INSTRUCTION
Restate the entries below verbatim.

....

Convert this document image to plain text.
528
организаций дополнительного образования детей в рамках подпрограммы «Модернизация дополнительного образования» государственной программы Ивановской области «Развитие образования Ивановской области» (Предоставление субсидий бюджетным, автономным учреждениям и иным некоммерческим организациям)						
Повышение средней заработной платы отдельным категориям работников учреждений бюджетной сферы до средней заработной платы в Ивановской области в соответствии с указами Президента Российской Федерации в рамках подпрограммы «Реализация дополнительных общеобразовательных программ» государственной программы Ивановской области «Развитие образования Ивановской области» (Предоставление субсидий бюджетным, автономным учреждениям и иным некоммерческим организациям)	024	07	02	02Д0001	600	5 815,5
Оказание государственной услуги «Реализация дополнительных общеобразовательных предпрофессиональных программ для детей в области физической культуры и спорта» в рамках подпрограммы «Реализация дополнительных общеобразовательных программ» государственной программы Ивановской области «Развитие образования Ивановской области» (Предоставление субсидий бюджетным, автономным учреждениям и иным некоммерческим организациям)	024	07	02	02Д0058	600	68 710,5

....

REPLY
Convert this document image to plain text.
528
организаций дополнительного образования детей в рамках подпрограммы «Модернизация дополнительного образования» государственной программы Ивановской области «Развитие образования Ивановской области» (Предоставление субсидий бюджетным, автономным учреждениям и иным некоммерческим организациям)						
Повышение средней заработной платы отдельным категориям работников учреждений бюджетной сферы до средней заработной платы в Ивановской области в соответствии с указами Президента Российской Федерации в рамках подпрограммы «Реализация дополнительных общеобразовательных программ» государственной программы Ивановской области «Развитие образования Ивановской области» (Предоставление субсидий бюджетным, автономным учреждениям и иным некоммерческим организациям)	024	07	02	02Д0001	600	5 815,5
Оказание государственной услуги «Реализация дополнительных общеобразовательных предпрофессиональных программ для детей в области физической культуры и спорта» в рамках подпрограммы «Реализация дополнительных общеобразовательных программ» государственной программы Ивановской области «Развитие образования Ивановской области» (Предоставление субсидий бюджетным, автономным учреждениям и иным некоммерческим организациям)	024	07	02	02Д0058	600	68 710,5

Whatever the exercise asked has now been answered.